> **WHAT IS ASKED**
(a) In the passage on the Musicians' Union's policy toward foreign musicians, until when did the voting mechanism introduced in 1935 remain in place?
(b) Retype the part of the passage on the Musicians' Union's policy toward foreign musicians that opens with the words containing "I argue that" and closes with "nor as capable.".
[START DOCUMENT SEGMENT]
The embargo was renewed annually until, in 1935, a voting mechanism was introduced for the admission of non-naturalized, non-British applicants which effectively allowed the Union to exclude all pre- and post-war refugee musicians, displaced persons, and other immigrants from membership until they had achieved naturalization after the regulatory five-year residence period, a mechanism that lasted until the mid-1950’s.
This article examines the development of MUA policy on foreign musicians through the 1920s, showing how this initially benevolent association turned into an obstructionist oligarchy whose purpose became, amongst other things, to prevent foreign musicians from ever obtaining work in Australia.
Rhetorically and at points of public interface with external organizations—government departments, officials of the arbitration court, overseas unions and the press—the MUA maintained a distinction between musicians who came to the country “under contract” and so-called “free-lance” musicians, who entered as individuals in free and equal competition with resident musicians. Although frequently blurred in practice—the ultimate objective of a total ban was the same in both cases—the distinction is an important one as it determined the arena of action and delimited the extent and character of the Union’s control over the entry of foreign musicians and their reception. The entrepreneurial practice of importing musicians under contract was primarily disputed and negotiated publicly with erstwhile employers; applications from individual musicians, however, were dealt with internally by Union officials. Accountability varied in each situation.
I argue that the issue of the importation of foreign bands or contracted foreign musicians was situated at the nexus of a conflict of interest between the Musicians’ Union on the one hand and various cultural entrepreneurs on the other, with entrepreneurs intent on importing talent from overseas to satisfy what they claimed was a public demand for quality or novelty, and the Union determined to fill all positions with Australian musicians, even though case after case suggests that the supply of local talent was neither sufficient nor as capable.
Policy took shape in a series of dialectic encounters between the Union and entrepreneurs within the institutional framework of the State-sponsored conciliation and arbitration system. The system was highly bureaucratic, with a process of regulatory rule-making that extended downwards from government through State and Federal tribunals to the registered organizations (employer associations and unions), then upwards again through an arduous process of negotiated settlement and award making. A discussion of the evolution of the MUA’s policy on foreign musicians must, therefore, take cognizance of the ways in which the union itself was shaped by its participation in the arbitration process. It must consider how a small cohort of union officials was enabled to usurp the authority of the system in order to counter the real or imagined threat of competitive foreign labor through its application or misapplication of discretionary admission clauses in the legislation.
[END DOCUMENT SEGMENT]
[START SUPPLIED DATA]
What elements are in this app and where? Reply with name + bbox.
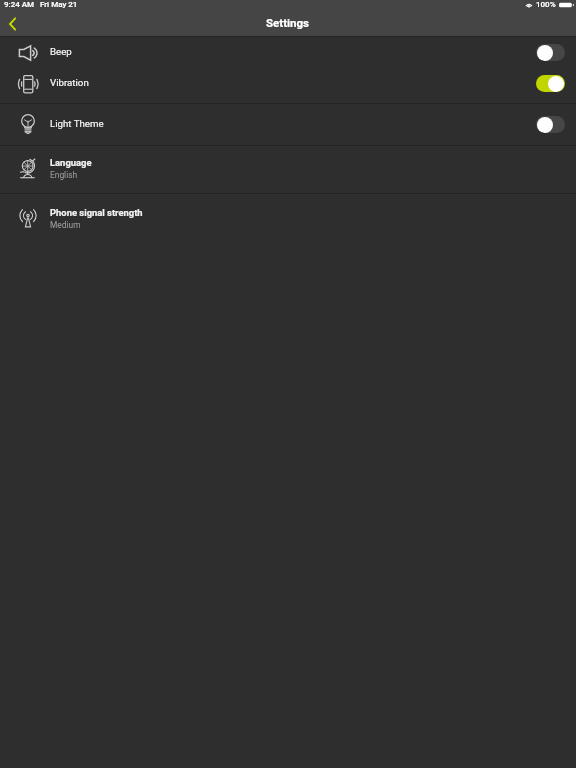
[END SUPPLIED DATA]
> **RESULTS OF THE EXERCISE**
(a) It lasted until the mid-1950’s.

(b)
I argue that the issue of the importation of foreign bands or contracted foreign musicians was situated at the nexus of a conflict of interest between the Musicians’ Union on the one hand and various cultural entrepreneurs on the other, with entrepreneurs intent on importing talent from overseas to satisfy what they claimed was a public demand for quality or novelty, and the Union determined to fill all positions with Australian musicians, even though case after case suggests that the supply of local talent was neither sufficient nor as capable.